-- start EXERCISE MATERIALS --

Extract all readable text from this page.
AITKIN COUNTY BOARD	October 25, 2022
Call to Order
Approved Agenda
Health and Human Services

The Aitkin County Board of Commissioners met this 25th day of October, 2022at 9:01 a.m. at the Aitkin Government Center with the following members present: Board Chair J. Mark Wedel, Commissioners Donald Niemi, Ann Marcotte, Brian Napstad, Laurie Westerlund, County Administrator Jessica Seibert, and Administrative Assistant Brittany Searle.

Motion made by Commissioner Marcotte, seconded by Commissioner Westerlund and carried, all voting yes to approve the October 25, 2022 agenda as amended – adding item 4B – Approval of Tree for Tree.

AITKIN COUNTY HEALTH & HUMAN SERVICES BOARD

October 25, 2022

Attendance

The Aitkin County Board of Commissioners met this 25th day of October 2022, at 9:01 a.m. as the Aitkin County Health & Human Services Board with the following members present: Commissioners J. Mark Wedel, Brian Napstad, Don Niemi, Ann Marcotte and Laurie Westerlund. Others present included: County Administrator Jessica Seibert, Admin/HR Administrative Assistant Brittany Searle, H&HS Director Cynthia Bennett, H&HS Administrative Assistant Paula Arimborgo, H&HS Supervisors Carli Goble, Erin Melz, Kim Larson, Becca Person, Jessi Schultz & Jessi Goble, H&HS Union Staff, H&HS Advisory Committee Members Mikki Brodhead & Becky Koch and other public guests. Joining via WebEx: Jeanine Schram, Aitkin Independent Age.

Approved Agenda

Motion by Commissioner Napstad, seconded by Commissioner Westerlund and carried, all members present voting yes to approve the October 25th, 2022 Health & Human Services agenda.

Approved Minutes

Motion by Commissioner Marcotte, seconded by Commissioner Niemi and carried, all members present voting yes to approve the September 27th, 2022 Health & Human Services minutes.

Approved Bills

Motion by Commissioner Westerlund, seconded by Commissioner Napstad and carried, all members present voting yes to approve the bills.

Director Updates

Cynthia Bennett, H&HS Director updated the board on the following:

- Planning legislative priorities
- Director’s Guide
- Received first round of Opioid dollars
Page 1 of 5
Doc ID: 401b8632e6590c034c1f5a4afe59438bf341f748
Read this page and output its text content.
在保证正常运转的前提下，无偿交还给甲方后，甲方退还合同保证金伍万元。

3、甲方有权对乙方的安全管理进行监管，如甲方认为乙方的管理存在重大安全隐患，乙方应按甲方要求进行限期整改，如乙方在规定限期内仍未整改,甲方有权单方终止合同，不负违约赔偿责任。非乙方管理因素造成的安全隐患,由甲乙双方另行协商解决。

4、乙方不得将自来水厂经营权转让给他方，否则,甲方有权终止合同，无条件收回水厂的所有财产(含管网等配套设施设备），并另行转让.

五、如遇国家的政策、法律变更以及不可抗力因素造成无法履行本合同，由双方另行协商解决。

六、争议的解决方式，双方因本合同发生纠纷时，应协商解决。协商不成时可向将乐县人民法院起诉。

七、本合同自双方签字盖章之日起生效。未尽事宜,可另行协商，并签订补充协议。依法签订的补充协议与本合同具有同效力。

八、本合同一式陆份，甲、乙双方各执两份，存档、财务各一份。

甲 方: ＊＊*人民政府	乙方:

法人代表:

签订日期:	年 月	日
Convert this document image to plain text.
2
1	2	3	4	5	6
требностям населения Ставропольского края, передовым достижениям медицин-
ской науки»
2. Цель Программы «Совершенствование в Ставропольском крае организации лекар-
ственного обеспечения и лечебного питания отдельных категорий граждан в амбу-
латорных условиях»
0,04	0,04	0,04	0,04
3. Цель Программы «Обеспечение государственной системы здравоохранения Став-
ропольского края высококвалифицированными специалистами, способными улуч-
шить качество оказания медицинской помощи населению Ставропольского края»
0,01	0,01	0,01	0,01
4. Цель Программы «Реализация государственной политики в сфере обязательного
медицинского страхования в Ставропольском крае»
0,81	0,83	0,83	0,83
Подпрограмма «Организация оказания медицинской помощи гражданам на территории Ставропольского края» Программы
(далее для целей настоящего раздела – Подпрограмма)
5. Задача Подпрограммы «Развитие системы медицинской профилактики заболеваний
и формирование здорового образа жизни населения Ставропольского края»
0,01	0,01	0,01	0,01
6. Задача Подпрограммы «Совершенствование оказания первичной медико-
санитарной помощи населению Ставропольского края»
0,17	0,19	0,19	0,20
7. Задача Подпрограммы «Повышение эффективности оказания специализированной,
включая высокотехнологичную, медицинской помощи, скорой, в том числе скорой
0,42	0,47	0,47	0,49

-- end EXERCISE MATERIALS --

# WORK TO COMPLETE
From the records above, extract every entry verbatim.

# TASK OUTPUT
Extract all readable text from this page.
AITKIN COUNTY BOARD	October 25, 2022
Call to Order
Approved Agenda
Health and Human Services

The Aitkin County Board of Commissioners met this 25th day of October, 2022at 9:01 a.m. at the Aitkin Government Center with the following members present: Board Chair J. Mark Wedel, Commissioners Donald Niemi, Ann Marcotte, Brian Napstad, Laurie Westerlund, County Administrator Jessica Seibert, and Administrative Assistant Brittany Searle.

Motion made by Commissioner Marcotte, seconded by Commissioner Westerlund and carried, all voting yes to approve the October 25, 2022 agenda as amended – adding item 4B – Approval of Tree for Tree.

AITKIN COUNTY HEALTH & HUMAN SERVICES BOARD

October 25, 2022

Attendance

The Aitkin County Board of Commissioners met this 25th day of October 2022, at 9:01 a.m. as the Aitkin County Health & Human Services Board with the following members present: Commissioners J. Mark Wedel, Brian Napstad, Don Niemi, Ann Marcotte and Laurie Westerlund. Others present included: County Administrator Jessica Seibert, Admin/HR Administrative Assistant Brittany Searle, H&HS Director Cynthia Bennett, H&HS Administrative Assistant Paula Arimborgo, H&HS Supervisors Carli Goble, Erin Melz, Kim Larson, Becca Person, Jessi Schultz & Jessi Goble, H&HS Union Staff, H&HS Advisory Committee Members Mikki Brodhead & Becky Koch and other public guests. Joining via WebEx: Jeanine Schram, Aitkin Independent Age.

Approved Agenda

Motion by Commissioner Napstad, seconded by Commissioner Westerlund and carried, all members present voting yes to approve the October 25th, 2022 Health & Human Services agenda.

Approved Minutes

Motion by Commissioner Marcotte, seconded by Commissioner Niemi and carried, all members present voting yes to approve the September 27th, 2022 Health & Human Services minutes.

Approved Bills

Motion by Commissioner Westerlund, seconded by Commissioner Napstad and carried, all members present voting yes to approve the bills.

Director Updates

Cynthia Bennett, H&HS Director updated the board on the following:

- Planning legislative priorities
- Director’s Guide
- Received first round of Opioid dollars
Page 1 of 5
Doc ID: 401b8632e6590c034c1f5a4afe59438bf341f748
Read this page and output its text content.
在保证正常运转的前提下，无偿交还给甲方后，甲方退还合同保证金伍万元。

3、甲方有权对乙方的安全管理进行监管，如甲方认为乙方的管理存在重大安全隐患，乙方应按甲方要求进行限期整改，如乙方在规定限期内仍未整改,甲方有权单方终止合同，不负违约赔偿责任。非乙方管理因素造成的安全隐患,由甲乙双方另行协商解决。

4、乙方不得将自来水厂经营权转让给他方，否则,甲方有权终止合同，无条件收回水厂的所有财产(含管网等配套设施设备），并另行转让.

五、如遇国家的政策、法律变更以及不可抗力因素造成无法履行本合同，由双方另行协商解决。

六、争议的解决方式，双方因本合同发生纠纷时，应协商解决。协商不成时可向将乐县人民法院起诉。

七、本合同自双方签字盖章之日起生效。未尽事宜,可另行协商，并签订补充协议。依法签订的补充协议与本合同具有同效力。

八、本合同一式陆份，甲、乙双方各执两份，存档、财务各一份。

甲 方: ＊＊*人民政府	乙方:

法人代表:

签订日期:	年 月	日
Convert this document image to plain text.
2
1	2	3	4	5	6
требностям населения Ставропольского края, передовым достижениям медицин-
ской науки»
2. Цель Программы «Совершенствование в Ставропольском крае организации лекар-
ственного обеспечения и лечебного питания отдельных категорий граждан в амбу-
латорных условиях»
0,04	0,04	0,04	0,04
3. Цель Программы «Обеспечение государственной системы здравоохранения Став-
ропольского края высококвалифицированными специалистами, способными улуч-
шить качество оказания медицинской помощи населению Ставропольского края»
0,01	0,01	0,01	0,01
4. Цель Программы «Реализация государственной политики в сфере обязательного
медицинского страхования в Ставропольском крае»
0,81	0,83	0,83	0,83
Подпрограмма «Организация оказания медицинской помощи гражданам на территории Ставропольского края» Программы
(далее для целей настоящего раздела – Подпрограмма)
5. Задача Подпрограммы «Развитие системы медицинской профилактики заболеваний
и формирование здорового образа жизни населения Ставропольского края»
0,01	0,01	0,01	0,01
6. Задача Подпрограммы «Совершенствование оказания первичной медико-
санитарной помощи населению Ставропольского края»
0,17	0,19	0,19	0,20
7. Задача Подпрограммы «Повышение эффективности оказания специализированной,
включая высокотехнологичную, медицинской помощи, скорой, в том числе скорой
0,42	0,47	0,47	0,49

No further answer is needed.